Don't copy the pictures; return every other part of the records exactly.

**Source records:**

=-=-=-=-=

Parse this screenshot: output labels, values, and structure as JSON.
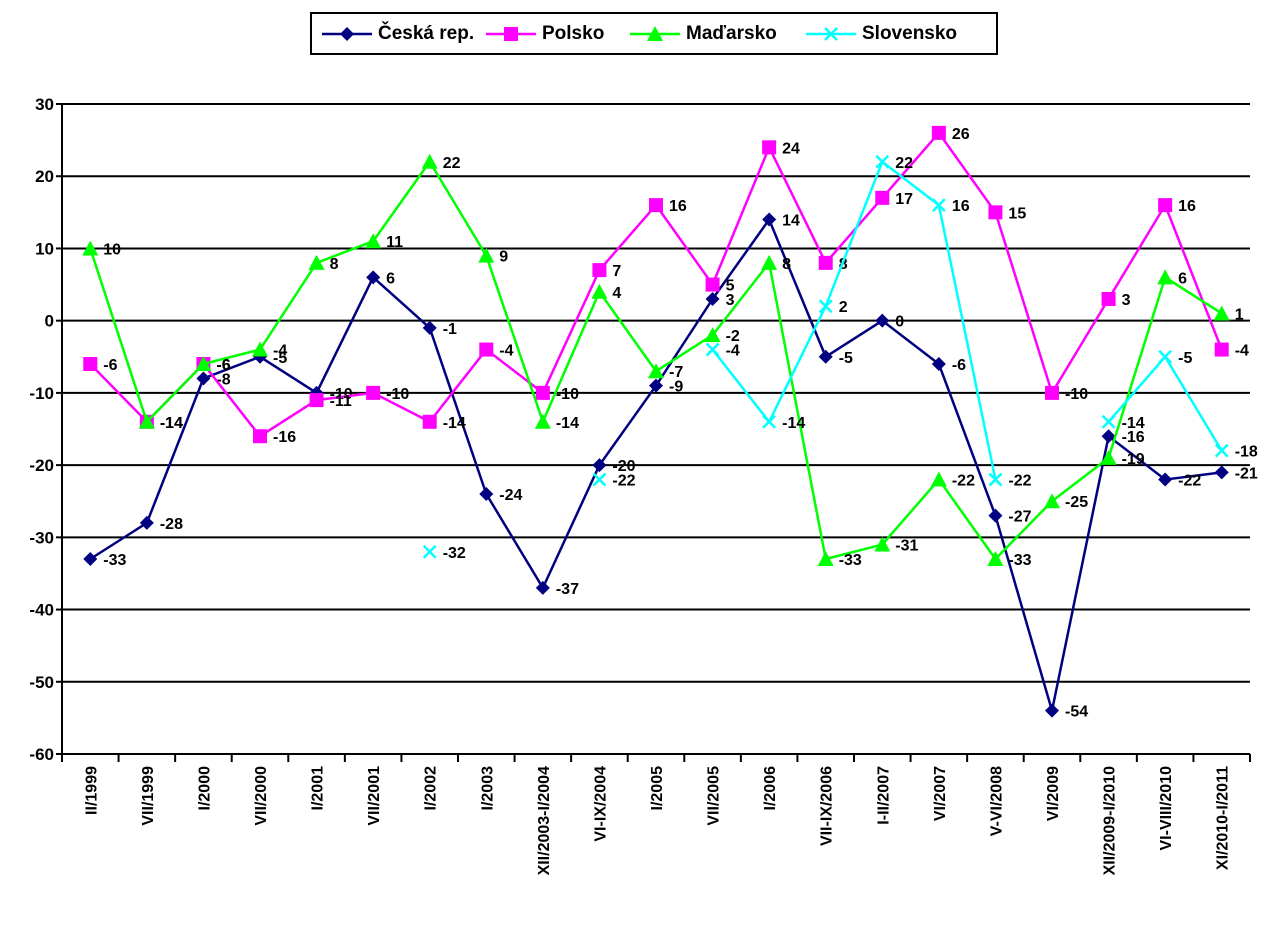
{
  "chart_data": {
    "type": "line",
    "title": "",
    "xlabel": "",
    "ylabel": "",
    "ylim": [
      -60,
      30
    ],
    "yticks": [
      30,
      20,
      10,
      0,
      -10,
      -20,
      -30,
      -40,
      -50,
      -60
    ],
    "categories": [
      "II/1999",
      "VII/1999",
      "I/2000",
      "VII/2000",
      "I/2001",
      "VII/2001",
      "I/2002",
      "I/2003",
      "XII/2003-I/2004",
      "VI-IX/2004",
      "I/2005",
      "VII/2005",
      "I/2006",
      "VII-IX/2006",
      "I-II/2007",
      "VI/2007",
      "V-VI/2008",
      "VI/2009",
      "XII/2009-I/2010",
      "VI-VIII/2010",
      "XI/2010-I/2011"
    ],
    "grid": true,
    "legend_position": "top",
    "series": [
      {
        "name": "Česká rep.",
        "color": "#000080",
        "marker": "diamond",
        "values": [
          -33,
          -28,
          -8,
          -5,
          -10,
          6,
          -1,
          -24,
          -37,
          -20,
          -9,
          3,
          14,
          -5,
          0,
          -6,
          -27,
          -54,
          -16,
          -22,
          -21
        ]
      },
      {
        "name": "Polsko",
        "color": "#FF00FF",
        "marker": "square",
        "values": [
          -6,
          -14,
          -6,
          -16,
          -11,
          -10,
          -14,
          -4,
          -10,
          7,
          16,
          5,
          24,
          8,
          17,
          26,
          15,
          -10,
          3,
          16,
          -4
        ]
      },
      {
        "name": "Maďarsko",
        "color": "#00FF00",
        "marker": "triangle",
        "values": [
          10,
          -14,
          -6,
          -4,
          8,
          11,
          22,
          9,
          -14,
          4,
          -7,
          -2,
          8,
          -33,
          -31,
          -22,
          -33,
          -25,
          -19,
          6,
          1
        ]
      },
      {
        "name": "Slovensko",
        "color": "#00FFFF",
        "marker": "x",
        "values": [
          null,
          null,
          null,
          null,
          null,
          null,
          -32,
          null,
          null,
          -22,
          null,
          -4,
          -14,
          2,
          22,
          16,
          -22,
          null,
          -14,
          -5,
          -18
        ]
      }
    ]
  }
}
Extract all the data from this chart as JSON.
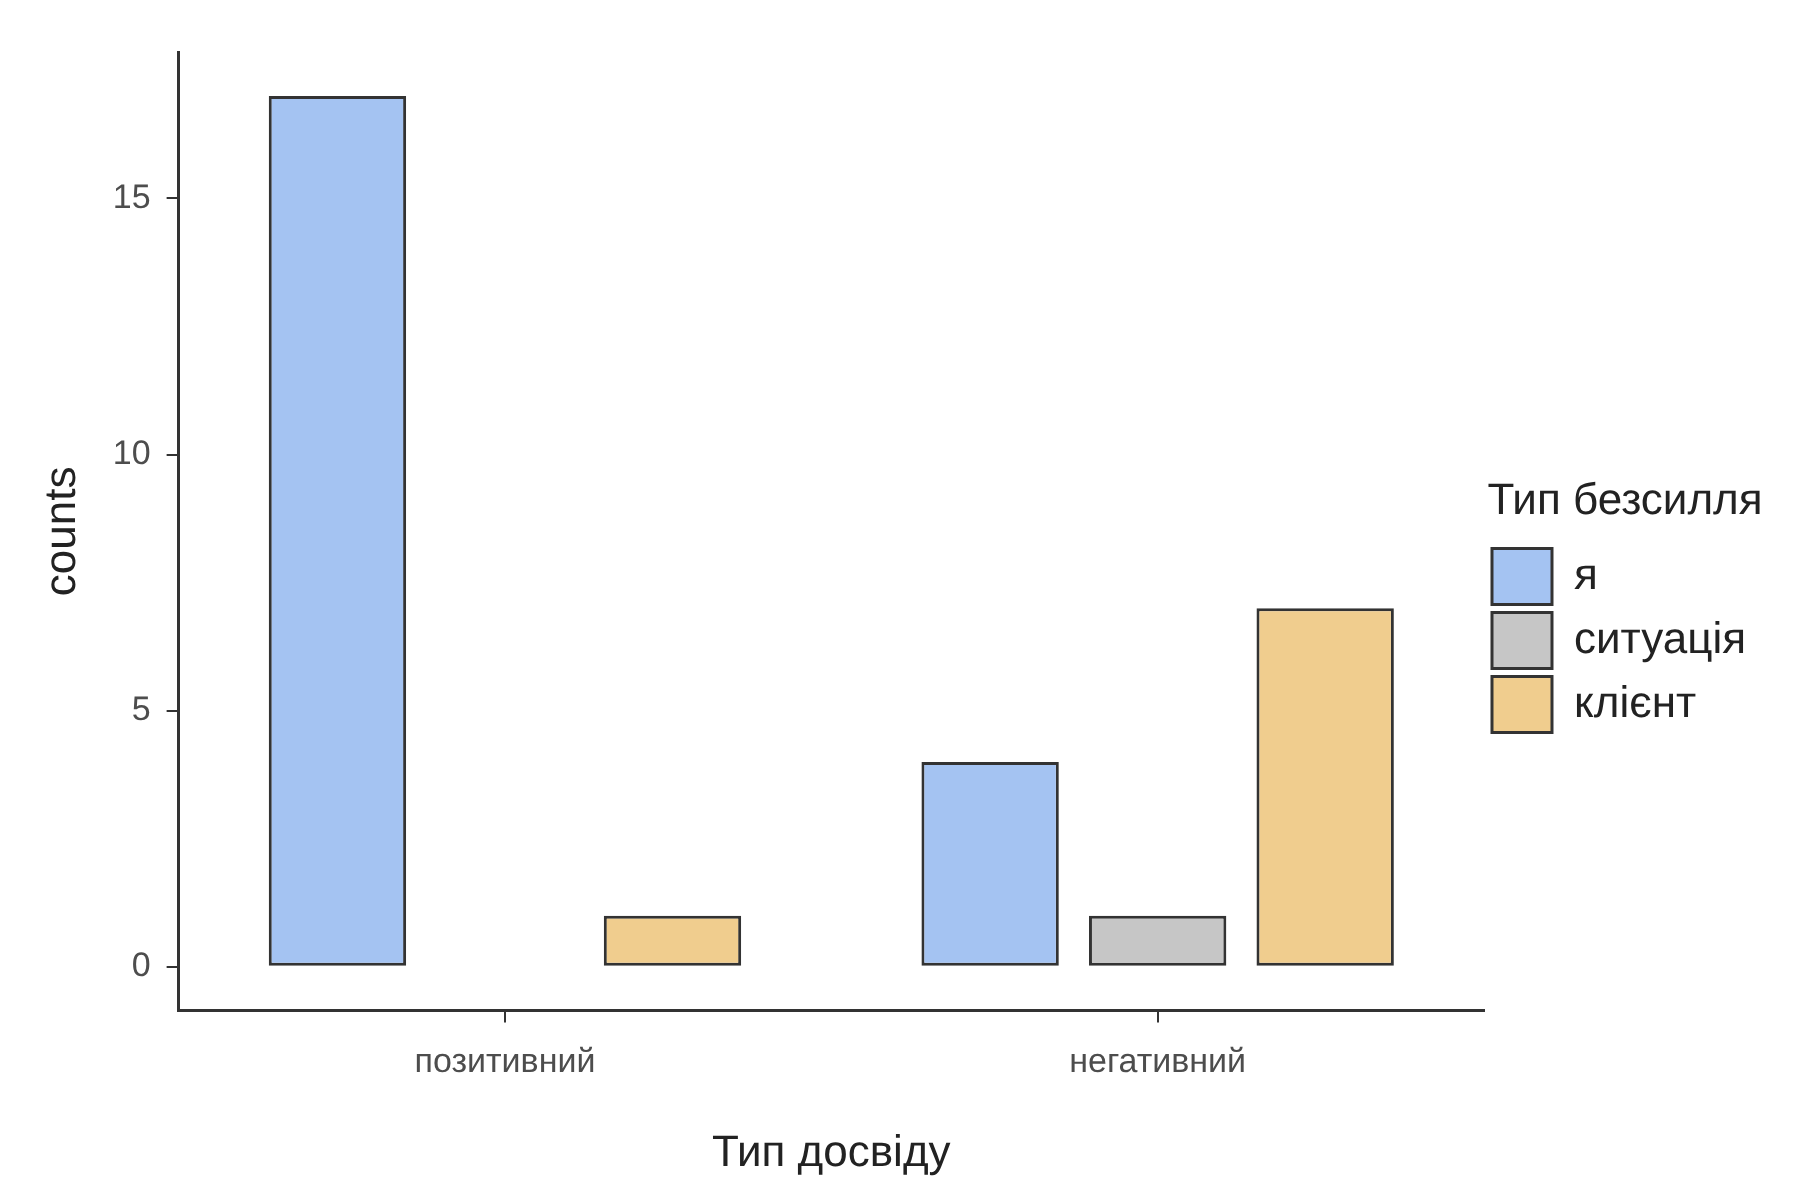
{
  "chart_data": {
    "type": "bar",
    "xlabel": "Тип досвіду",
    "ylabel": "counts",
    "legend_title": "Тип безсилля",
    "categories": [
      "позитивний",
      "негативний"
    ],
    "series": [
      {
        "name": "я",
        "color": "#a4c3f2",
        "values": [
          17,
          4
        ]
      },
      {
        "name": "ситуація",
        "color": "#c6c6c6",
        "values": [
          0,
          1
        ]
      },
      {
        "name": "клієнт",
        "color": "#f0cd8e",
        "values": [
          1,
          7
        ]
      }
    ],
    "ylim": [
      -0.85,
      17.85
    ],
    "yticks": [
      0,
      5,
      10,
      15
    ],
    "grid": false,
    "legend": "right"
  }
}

=-=-=-=-=

**Written solution:**
Parse this screenshot: output labels, values, and structure as JSON.
{
  "chart_data": {
    "type": "line",
    "title": "",
    "xlabel": "",
    "ylabel": "",
    "ylim": [
      -60,
      30
    ],
    "yticks": [
      30,
      20,
      10,
      0,
      -10,
      -20,
      -30,
      -40,
      -50,
      -60
    ],
    "categories": [
      "II/1999",
      "VII/1999",
      "I/2000",
      "VII/2000",
      "I/2001",
      "VII/2001",
      "I/2002",
      "I/2003",
      "XII/2003-I/2004",
      "VI-IX/2004",
      "I/2005",
      "VII/2005",
      "I/2006",
      "VII-IX/2006",
      "I-II/2007",
      "VI/2007",
      "V-VI/2008",
      "VI/2009",
      "XII/2009-I/2010",
      "VI-VIII/2010",
      "XI/2010-I/2011"
    ],
    "grid": true,
    "legend_position": "top",
    "series": [
      {
        "name": "Česká rep.",
        "color": "#000080",
        "marker": "diamond",
        "values": [
          -33,
          -28,
          -8,
          -5,
          -10,
          6,
          -1,
          -24,
          -37,
          -20,
          -9,
          3,
          14,
          -5,
          0,
          -6,
          -27,
          -54,
          -16,
          -22,
          -21
        ]
      },
      {
        "name": "Polsko",
        "color": "#FF00FF",
        "marker": "square",
        "values": [
          -6,
          -14,
          -6,
          -16,
          -11,
          -10,
          -14,
          -4,
          -10,
          7,
          16,
          5,
          24,
          8,
          17,
          26,
          15,
          -10,
          3,
          16,
          -4
        ]
      },
      {
        "name": "Maďarsko",
        "color": "#00FF00",
        "marker": "triangle",
        "values": [
          10,
          -14,
          -6,
          -4,
          8,
          11,
          22,
          9,
          -14,
          4,
          -7,
          -2,
          8,
          -33,
          -31,
          -22,
          -33,
          -25,
          -19,
          6,
          1
        ]
      },
      {
        "name": "Slovensko",
        "color": "#00FFFF",
        "marker": "x",
        "values": [
          null,
          null,
          null,
          null,
          null,
          null,
          -32,
          null,
          null,
          -22,
          null,
          -4,
          -14,
          2,
          22,
          16,
          -22,
          null,
          -14,
          -5,
          -18
        ]
      }
    ]
  }
}
Extract all the data from this chart as JSON.
{
  "chart_data": {
    "type": "bar",
    "xlabel": "Тип досвіду",
    "ylabel": "counts",
    "legend_title": "Тип безсилля",
    "categories": [
      "позитивний",
      "негативний"
    ],
    "series": [
      {
        "name": "я",
        "color": "#a4c3f2",
        "values": [
          17,
          4
        ]
      },
      {
        "name": "ситуація",
        "color": "#c6c6c6",
        "values": [
          0,
          1
        ]
      },
      {
        "name": "клієнт",
        "color": "#f0cd8e",
        "values": [
          1,
          7
        ]
      }
    ],
    "ylim": [
      -0.85,
      17.85
    ],
    "yticks": [
      0,
      5,
      10,
      15
    ],
    "grid": false,
    "legend": "right"
  }
}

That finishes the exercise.